====== Task data ======

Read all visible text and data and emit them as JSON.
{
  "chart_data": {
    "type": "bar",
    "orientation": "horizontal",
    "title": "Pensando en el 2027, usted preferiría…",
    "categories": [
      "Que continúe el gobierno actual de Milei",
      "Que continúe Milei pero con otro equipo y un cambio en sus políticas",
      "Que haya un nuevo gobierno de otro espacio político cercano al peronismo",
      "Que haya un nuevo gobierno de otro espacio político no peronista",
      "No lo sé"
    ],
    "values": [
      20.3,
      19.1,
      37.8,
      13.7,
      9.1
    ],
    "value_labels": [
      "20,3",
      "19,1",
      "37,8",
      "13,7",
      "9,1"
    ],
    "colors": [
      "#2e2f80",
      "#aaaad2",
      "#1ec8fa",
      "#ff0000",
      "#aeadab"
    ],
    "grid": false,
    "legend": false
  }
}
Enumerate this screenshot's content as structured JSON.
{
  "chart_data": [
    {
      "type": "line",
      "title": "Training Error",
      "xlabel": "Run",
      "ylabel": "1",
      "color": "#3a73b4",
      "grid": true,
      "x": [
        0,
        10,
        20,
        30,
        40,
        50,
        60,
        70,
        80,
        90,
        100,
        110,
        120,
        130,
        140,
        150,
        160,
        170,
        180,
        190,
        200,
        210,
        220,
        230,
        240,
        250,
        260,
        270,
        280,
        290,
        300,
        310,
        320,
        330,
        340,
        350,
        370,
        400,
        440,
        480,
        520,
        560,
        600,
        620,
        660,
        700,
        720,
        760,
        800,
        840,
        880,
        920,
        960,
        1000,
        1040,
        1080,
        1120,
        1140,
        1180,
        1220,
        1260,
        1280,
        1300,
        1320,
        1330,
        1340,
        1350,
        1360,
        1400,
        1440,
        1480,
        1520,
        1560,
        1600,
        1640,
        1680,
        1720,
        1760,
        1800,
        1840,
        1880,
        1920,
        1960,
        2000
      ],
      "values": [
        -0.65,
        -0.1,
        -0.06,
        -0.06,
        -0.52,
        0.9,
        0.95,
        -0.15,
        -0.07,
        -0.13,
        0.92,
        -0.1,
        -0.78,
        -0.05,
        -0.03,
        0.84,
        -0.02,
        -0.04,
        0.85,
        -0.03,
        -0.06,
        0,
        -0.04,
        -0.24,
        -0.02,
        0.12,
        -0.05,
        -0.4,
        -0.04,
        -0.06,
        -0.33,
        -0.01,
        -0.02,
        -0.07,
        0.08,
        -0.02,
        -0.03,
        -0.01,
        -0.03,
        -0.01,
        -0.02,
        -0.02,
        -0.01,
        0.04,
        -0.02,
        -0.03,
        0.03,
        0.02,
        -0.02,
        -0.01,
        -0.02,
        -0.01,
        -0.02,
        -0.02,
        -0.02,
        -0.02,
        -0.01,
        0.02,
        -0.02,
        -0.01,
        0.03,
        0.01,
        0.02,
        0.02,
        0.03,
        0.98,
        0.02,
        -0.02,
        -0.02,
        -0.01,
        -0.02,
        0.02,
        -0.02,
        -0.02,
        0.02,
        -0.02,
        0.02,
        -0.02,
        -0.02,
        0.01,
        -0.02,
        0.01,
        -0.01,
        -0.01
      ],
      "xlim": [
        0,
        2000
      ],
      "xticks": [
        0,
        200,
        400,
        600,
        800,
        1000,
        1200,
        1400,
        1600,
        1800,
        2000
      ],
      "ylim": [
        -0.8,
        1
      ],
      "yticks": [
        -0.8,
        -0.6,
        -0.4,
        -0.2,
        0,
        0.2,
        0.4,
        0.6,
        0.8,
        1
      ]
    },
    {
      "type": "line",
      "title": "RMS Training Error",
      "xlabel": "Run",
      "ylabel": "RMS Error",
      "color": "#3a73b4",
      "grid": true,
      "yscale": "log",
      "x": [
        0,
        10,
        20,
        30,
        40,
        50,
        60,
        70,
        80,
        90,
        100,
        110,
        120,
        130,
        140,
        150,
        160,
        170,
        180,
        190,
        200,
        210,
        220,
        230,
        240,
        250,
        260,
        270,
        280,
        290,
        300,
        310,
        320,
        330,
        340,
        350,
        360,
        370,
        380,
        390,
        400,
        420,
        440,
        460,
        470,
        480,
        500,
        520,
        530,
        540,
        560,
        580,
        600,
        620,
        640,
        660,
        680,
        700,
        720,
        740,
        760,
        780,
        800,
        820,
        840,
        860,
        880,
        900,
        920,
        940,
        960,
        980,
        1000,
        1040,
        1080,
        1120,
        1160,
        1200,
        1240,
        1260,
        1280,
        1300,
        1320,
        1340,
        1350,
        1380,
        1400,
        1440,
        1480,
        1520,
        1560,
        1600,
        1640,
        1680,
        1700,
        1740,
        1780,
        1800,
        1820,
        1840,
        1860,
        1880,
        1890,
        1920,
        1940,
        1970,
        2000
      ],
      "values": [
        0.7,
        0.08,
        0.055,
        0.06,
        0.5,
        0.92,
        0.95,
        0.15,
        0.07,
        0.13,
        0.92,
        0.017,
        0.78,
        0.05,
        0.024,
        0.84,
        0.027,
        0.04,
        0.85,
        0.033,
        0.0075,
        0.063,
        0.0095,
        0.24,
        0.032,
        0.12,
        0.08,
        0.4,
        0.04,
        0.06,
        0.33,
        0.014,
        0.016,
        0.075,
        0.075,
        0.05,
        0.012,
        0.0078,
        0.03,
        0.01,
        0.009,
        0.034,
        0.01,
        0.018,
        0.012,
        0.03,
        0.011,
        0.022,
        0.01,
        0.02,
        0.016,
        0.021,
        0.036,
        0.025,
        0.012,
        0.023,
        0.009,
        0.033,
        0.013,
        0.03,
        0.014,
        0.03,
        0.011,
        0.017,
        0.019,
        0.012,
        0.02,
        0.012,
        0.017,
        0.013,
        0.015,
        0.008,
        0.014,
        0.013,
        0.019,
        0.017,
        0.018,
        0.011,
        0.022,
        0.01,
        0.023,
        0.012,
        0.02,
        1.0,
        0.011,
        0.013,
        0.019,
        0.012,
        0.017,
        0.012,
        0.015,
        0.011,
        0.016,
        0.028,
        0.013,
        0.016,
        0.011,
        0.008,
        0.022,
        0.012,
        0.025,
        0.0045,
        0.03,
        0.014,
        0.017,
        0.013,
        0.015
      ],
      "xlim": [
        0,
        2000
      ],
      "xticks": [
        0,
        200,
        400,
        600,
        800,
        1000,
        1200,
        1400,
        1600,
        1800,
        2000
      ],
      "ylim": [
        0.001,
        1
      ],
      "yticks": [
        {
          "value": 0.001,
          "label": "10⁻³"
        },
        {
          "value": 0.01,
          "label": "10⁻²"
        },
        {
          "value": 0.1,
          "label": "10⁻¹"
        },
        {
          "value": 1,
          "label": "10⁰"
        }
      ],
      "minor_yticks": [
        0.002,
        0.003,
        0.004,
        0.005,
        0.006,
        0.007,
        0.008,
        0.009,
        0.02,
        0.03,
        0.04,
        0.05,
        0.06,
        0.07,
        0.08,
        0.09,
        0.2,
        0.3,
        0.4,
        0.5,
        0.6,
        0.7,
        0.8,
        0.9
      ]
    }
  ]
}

======

== Task prompt ==
Copy every line that includes the string "Error" from the material above.

== Exercise response ==
      "title": "Training Error",
      "title": "RMS Training Error",
      "ylabel": "RMS Error",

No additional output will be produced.